== ENTRIES PROVIDED

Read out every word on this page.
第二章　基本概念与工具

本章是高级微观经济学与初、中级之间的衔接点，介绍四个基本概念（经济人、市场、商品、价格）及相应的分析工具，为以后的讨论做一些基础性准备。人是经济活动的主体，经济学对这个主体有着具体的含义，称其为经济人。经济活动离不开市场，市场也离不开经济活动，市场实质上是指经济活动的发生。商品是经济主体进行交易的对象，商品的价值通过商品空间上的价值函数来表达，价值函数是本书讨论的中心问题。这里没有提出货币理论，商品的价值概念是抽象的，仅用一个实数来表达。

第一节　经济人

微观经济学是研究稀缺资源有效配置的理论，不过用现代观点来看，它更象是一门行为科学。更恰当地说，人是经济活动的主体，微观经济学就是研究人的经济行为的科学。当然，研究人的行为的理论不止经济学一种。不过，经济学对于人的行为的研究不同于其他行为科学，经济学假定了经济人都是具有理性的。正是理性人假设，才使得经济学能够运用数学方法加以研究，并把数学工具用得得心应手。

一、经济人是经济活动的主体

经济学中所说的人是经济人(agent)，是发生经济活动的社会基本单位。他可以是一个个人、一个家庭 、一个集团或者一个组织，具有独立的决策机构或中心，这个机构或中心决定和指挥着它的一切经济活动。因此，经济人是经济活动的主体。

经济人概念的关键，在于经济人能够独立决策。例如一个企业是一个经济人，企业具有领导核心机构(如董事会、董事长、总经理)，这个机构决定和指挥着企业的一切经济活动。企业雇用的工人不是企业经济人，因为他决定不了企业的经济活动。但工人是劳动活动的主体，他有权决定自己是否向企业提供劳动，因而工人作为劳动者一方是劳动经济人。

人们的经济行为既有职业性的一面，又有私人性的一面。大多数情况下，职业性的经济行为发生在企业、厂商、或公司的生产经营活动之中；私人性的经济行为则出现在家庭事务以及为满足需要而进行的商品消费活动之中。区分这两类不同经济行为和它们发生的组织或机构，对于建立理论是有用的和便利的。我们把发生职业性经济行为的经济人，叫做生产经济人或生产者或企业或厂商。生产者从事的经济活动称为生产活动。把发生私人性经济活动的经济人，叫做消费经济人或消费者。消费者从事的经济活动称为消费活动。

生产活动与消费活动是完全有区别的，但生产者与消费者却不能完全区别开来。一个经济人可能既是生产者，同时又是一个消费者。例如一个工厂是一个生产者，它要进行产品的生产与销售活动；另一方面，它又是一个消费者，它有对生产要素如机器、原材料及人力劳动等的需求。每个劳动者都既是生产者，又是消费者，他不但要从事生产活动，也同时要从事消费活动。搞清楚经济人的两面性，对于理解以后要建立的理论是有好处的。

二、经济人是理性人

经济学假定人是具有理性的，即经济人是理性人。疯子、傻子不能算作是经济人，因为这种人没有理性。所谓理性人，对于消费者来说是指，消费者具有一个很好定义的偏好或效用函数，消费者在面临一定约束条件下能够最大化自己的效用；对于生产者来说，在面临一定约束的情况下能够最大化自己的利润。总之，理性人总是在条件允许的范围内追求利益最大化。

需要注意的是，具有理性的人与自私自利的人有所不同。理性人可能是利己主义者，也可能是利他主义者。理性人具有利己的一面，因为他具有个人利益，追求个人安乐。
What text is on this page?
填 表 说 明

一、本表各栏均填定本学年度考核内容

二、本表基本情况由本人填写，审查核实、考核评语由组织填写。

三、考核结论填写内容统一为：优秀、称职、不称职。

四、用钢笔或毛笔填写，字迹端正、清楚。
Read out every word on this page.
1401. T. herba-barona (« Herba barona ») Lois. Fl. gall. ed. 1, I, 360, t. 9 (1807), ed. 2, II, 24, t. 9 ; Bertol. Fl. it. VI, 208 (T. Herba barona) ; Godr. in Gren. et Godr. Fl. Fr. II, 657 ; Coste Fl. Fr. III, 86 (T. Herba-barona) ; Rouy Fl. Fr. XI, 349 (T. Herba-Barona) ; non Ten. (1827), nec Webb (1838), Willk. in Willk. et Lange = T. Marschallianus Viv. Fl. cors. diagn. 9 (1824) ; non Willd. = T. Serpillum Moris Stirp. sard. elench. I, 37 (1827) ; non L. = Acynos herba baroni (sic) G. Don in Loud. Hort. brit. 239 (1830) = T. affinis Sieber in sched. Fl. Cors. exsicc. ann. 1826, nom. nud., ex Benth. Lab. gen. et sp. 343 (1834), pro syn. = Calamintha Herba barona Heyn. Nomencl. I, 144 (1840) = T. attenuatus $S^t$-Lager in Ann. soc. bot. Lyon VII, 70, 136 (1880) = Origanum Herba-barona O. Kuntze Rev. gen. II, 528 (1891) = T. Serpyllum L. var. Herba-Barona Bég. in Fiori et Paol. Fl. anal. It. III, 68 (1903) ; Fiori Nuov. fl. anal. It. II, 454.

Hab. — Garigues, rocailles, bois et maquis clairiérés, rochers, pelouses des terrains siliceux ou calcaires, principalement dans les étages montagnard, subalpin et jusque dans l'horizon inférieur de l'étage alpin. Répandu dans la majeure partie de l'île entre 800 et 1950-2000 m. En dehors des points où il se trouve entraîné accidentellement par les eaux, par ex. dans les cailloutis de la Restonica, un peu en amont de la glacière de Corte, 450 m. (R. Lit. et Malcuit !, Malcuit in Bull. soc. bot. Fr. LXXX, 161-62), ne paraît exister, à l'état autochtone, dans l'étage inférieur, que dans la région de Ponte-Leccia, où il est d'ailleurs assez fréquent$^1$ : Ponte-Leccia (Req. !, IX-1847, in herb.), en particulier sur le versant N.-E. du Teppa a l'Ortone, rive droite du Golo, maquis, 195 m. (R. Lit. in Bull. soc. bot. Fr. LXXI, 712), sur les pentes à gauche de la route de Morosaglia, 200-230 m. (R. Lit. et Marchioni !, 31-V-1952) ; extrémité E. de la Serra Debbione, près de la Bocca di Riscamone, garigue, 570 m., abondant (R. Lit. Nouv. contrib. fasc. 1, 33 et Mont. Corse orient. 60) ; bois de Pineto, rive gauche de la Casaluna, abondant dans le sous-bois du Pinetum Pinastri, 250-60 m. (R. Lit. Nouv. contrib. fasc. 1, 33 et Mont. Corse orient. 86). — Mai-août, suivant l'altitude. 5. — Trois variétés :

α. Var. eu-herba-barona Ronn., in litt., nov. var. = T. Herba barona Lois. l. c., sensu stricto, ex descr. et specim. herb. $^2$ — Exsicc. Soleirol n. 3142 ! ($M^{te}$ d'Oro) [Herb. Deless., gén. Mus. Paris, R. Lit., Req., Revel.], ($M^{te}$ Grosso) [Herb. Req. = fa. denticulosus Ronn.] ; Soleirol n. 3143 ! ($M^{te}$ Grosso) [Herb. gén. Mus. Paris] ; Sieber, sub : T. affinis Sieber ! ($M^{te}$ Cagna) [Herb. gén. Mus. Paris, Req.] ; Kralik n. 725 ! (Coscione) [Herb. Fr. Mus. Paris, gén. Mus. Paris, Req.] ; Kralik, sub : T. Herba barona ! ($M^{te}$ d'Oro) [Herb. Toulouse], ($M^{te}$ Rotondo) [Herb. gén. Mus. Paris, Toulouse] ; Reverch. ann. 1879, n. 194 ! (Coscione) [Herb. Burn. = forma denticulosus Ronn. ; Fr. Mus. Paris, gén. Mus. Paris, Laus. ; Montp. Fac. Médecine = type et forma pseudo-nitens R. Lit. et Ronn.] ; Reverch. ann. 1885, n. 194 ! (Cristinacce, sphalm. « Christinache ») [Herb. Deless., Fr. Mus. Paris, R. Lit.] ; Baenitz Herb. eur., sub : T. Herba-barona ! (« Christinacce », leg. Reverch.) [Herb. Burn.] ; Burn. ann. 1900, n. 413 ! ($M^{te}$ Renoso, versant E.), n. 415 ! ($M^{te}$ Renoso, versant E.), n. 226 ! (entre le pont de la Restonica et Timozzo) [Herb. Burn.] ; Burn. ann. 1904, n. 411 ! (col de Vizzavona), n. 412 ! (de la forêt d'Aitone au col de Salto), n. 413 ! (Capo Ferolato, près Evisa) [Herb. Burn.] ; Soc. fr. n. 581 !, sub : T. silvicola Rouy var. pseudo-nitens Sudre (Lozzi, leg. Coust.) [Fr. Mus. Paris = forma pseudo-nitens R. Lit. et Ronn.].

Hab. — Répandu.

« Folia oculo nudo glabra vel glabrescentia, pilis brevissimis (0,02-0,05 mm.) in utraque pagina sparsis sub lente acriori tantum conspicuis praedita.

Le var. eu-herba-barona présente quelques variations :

====

Pick out, from the lines above, every one that contains the string "经济人是经济活动的主体".

ANSWER:
一、经济人是经济活动的主体
经济学中所说的人是经济人(agent)，是发生经济活动的社会基本单位。他可以是一个个人、一个家庭 、一个集团或者一个组织，具有独立的决策机构或中心，这个机构或中心决定和指挥着它的一切经济活动。因此，经济人是经济活动的主体。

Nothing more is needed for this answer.